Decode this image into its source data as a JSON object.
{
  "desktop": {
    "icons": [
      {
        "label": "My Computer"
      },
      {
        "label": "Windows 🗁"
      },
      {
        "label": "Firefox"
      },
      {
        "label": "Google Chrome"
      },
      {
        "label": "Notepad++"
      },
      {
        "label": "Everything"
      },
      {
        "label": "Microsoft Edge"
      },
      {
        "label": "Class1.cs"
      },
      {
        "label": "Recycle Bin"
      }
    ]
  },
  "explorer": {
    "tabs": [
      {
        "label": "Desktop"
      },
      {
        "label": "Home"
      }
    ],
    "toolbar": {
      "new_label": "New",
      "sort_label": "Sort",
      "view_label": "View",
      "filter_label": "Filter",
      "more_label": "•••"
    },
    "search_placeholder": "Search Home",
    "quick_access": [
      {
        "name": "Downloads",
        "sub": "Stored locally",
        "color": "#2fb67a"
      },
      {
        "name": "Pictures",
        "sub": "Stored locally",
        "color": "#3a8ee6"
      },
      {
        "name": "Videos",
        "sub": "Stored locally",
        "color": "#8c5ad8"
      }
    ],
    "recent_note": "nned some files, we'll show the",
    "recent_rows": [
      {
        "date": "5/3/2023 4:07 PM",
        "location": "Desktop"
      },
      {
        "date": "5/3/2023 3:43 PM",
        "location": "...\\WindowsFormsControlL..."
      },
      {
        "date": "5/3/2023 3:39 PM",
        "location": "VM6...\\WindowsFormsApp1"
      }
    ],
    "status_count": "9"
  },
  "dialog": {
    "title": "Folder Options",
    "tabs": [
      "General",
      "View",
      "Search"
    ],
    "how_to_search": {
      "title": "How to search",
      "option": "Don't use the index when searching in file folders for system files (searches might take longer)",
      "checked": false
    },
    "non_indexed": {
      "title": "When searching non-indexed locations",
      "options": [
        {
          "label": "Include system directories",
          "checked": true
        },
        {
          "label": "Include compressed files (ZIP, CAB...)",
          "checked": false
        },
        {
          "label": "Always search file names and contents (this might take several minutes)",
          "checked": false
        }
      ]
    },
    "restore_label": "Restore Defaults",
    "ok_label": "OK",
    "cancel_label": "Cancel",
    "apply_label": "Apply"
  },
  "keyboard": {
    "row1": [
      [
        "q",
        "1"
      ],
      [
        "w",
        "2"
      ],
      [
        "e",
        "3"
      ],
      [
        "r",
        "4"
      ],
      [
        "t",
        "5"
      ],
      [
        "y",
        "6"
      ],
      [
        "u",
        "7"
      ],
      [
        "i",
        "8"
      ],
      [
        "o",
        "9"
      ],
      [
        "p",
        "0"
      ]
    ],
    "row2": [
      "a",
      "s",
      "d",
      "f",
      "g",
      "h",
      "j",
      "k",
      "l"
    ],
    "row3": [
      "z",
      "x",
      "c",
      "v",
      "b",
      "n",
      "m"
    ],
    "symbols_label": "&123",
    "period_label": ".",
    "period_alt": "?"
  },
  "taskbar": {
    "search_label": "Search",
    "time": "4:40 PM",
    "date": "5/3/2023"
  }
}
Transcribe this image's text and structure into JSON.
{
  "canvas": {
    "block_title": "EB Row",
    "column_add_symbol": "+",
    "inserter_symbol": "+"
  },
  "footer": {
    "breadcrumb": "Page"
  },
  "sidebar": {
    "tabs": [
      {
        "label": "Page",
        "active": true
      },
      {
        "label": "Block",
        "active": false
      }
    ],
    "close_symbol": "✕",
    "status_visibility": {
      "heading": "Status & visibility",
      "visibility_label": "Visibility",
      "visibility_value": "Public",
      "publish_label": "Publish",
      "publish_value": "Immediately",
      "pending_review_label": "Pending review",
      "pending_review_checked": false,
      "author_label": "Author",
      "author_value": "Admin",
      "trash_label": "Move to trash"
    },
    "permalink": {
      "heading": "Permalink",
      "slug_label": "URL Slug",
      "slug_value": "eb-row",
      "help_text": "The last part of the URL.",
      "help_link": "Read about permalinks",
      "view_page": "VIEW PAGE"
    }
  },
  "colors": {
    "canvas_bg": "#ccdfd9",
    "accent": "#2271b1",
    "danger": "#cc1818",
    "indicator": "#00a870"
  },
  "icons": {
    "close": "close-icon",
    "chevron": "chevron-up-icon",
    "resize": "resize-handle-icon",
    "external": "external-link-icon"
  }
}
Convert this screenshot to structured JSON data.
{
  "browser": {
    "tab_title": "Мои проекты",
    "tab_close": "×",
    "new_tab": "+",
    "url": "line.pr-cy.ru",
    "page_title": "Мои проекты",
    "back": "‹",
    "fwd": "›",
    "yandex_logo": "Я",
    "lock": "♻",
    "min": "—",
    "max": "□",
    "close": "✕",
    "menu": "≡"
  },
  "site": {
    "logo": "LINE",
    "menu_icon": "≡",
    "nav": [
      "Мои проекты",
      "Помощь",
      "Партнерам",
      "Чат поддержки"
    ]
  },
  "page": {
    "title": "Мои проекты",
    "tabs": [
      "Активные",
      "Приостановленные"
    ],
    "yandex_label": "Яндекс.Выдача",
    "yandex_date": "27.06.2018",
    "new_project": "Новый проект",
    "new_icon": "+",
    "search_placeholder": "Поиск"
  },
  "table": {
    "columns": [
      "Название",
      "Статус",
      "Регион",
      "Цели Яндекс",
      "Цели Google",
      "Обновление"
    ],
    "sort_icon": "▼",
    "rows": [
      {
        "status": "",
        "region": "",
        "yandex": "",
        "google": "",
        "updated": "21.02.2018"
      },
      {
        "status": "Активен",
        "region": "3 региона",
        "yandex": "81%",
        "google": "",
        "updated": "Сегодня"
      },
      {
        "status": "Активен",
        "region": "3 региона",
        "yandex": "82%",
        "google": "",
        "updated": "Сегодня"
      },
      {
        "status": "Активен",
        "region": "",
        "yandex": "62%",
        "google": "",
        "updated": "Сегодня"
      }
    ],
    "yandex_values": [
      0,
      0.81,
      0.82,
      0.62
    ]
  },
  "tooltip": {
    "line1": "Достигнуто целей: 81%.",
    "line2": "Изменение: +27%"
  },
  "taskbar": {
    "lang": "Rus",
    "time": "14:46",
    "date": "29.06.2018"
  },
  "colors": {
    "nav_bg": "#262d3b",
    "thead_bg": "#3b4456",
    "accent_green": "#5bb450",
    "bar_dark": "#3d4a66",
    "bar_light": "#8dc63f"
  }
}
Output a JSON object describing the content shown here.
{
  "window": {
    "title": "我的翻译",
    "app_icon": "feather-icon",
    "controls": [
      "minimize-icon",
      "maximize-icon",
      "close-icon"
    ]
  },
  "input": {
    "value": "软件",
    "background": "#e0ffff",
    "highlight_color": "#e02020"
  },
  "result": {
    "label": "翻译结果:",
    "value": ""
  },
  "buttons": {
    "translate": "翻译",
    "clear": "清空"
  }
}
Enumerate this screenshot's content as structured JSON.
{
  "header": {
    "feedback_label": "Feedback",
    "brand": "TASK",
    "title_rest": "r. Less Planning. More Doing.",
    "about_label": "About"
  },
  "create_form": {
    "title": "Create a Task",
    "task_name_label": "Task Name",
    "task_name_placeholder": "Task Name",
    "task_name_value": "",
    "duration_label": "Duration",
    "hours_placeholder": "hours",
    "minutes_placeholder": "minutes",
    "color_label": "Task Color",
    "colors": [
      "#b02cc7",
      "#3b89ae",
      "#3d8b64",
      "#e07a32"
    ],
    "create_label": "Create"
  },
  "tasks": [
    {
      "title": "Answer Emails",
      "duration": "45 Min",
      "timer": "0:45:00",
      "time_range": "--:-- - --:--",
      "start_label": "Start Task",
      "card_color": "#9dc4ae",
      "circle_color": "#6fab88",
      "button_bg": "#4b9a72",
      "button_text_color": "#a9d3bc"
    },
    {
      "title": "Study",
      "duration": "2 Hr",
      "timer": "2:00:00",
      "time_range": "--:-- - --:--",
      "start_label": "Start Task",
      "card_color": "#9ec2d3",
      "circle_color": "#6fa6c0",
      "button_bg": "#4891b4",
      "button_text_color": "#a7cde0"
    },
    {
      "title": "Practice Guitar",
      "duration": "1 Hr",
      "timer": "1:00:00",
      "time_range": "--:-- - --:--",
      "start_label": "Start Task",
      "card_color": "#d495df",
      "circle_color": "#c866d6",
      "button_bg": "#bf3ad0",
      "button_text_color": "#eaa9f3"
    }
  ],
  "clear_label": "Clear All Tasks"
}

▶ [TASK PROMPT]: Copy out every line of the material above that mentions the word "heading".

▶ [CORRECT RESULT]:
      "heading": "Status & visibility",
      "heading": "Permalink",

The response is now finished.